Source text:

Margaret Atwood: Cat's Eye- Trace the Development of Elaine's Bullyi

Topics: Abuse, Bullying Pages: 7 (2611 words) Published: January 28, 2001
Trace the development of the bullying. How convincing are the situation and Elaine's feelings are portrayed.

-How it changes and increases

We are first introduced to Cordelia and prepared for the future conflict between the two girls when it is mentioned, "The third girl doesn't wave". This lack of warmth towards Elaine is a premonition of what is to come, and is at the same time believable- new girls are often wary of each other, uncertain of what the other will be like. This key moment also reveals certain character aspects in both Cordelia and Elaine that continue through out the bullying period, for example Cordelia's judgmental attitude "her eyes are measuring" or " Cordelia is looking past me to where my parents are…"

To me, this first meeting seems too rich on detail, too unbelievable because of the amount of detail that the adult Elaine has remembered. I cannot remember so far back as to what another person's eyes looked like even yesterday, perhaps what they said made a deep impact and I would have remembered it, but surely a conversation between two girls when they were eight years old would not have been remembered in such great accuracy so many years afterwards.

Soon after Cordelia's arrival she begins to intimidate Elaine, albeit unintentionally, by leading Elaine to make judgements and comparisons which she had not made before "It occurs to be for the first time that we are not rich." Showing the early signs of pressure and bullying starting to happen. Much of Cordelia's character is also related to the audience at this point, her grownup behaviour is revealed "She has a smile like a grown-ups", "But children don't shake hands like this", "I feel shy with Cordelia", as is her childish nature, "The soft squishy kind, like peanut butter". These extreme swings are shown later when Cordelia appears to be friends with Elaine, while really harassing her. This again is typical of children- that they pick up on the behaviour of their parents is quite natural, especially in Cordelia's circumstances which are related when Elaine visits her with "I ask Cordelia if she is gifted, but she puts her tongue in the corner of her moth and turns away". The main motive to bully Elaine seems to be the neglect that she has to deal with at home- the older siblings who are 'gifted' and her ordinariness and inability to be more like them. It is noteworthy that the child Elaine does not analyse or interpret this, as the adult reader would, this child-like innocence is natural and convincing.

Tasks to complete:
• 1. How would you restate the paragraph beginning "To me, this first meeting" from the Cat's Eye essay in no more than two sentences, keeping its main points?
• 2. Does each statement below agree with the Cat's Eye essay? Answer yes or no for each, quoting the words that decide it.
(a) Cordelia waves to Elaine when they first meet.
(b) Neglect at home is presented as the main motive for Cordelia's bullying.
(c) The child Elaine interprets Cordelia's behavior the way an adult reader would.

Provided records:
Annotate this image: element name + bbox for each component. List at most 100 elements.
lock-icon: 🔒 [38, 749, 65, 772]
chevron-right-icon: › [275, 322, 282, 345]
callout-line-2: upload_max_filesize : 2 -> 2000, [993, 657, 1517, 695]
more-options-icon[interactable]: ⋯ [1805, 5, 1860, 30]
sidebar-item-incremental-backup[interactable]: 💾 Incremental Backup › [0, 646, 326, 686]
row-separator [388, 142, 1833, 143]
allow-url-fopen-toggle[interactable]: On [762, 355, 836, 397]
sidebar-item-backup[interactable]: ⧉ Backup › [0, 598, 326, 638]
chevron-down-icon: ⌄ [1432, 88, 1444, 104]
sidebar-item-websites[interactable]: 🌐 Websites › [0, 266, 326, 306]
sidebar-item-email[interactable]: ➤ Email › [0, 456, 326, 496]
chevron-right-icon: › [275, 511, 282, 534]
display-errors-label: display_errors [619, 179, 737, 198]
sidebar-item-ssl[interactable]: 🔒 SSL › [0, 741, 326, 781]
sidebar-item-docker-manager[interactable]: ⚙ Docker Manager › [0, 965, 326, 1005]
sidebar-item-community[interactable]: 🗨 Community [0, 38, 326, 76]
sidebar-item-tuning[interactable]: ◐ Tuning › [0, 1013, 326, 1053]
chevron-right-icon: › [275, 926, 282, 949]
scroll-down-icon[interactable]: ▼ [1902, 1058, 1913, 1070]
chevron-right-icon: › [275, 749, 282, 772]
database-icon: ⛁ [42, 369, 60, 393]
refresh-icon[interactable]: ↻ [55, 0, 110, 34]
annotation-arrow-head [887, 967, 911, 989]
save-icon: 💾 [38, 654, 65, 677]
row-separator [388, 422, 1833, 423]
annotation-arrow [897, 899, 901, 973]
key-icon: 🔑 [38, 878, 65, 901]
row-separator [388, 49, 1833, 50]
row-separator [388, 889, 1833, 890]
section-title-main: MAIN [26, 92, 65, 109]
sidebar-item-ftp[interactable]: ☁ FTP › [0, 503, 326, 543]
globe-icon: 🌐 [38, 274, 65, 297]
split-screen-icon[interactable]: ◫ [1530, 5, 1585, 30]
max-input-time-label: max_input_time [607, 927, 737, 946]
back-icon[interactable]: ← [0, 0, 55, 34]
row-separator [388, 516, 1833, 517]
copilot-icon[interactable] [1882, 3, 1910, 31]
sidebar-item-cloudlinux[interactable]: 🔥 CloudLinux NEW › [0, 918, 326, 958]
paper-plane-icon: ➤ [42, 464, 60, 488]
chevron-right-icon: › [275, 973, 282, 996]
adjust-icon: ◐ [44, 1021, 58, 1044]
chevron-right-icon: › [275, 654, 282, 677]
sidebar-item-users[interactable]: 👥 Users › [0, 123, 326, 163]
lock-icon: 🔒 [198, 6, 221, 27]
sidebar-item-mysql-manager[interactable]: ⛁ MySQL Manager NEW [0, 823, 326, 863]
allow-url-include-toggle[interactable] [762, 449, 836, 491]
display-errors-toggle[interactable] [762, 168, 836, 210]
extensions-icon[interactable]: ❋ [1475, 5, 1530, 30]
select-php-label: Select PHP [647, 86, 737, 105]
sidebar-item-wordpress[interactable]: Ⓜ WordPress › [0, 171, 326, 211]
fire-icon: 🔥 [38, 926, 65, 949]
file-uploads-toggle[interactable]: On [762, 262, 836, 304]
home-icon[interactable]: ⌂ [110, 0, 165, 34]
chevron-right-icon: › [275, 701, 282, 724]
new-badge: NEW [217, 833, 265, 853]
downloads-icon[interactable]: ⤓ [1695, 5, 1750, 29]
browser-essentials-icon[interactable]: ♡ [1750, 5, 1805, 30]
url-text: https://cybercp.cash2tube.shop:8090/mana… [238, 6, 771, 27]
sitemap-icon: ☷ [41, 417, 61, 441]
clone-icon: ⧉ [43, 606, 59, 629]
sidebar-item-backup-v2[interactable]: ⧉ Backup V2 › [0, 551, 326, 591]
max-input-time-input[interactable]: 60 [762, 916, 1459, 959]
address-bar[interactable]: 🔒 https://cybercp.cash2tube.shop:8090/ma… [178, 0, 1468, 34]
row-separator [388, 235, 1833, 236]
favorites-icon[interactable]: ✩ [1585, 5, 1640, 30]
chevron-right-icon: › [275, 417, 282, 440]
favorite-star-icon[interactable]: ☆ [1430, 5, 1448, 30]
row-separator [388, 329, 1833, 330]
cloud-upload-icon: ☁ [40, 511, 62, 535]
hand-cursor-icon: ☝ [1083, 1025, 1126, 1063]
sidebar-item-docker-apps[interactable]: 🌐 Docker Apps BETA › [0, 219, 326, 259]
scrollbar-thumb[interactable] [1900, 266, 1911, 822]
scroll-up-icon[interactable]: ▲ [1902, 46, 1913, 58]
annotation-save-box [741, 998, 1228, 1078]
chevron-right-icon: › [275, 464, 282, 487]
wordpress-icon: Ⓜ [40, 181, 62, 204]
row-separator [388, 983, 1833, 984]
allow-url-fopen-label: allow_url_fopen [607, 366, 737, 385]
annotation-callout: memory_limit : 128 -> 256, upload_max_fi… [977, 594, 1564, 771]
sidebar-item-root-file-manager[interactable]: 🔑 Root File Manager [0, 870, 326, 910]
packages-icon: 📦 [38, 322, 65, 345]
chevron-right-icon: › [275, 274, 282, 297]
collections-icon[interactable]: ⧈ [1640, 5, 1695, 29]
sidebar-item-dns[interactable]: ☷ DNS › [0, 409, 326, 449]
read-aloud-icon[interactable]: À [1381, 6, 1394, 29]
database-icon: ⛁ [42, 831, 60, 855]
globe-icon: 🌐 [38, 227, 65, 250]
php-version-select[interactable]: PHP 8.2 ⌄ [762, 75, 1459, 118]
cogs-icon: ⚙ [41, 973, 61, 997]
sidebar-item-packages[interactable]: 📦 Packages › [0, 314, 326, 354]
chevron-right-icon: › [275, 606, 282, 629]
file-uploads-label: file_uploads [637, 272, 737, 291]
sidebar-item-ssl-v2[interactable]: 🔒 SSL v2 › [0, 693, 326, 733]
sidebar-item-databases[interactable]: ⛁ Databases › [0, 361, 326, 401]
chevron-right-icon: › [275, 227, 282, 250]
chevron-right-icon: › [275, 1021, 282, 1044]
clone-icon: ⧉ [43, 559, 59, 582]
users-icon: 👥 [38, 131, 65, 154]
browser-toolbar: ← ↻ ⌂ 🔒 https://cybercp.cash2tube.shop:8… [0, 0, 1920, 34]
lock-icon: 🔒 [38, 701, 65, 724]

Answers provided:
• 1. The writer finds the first meeting too detailed to be believable, given how much the adult Elaine recalls. The writer can't remember what another person's eyes looked like even yesterday, so doubts that a conversation between two eight-year-old girls would be remembered so accurately so many years later.

• 2.
(a) No: "The third girl doesn't wave".
(b) Yes: "The main motive to bully Elaine seems to be the neglect that she has to deal with at home".
(c) No: "the child Elaine does not analyse or interpret this, as the adult reader would".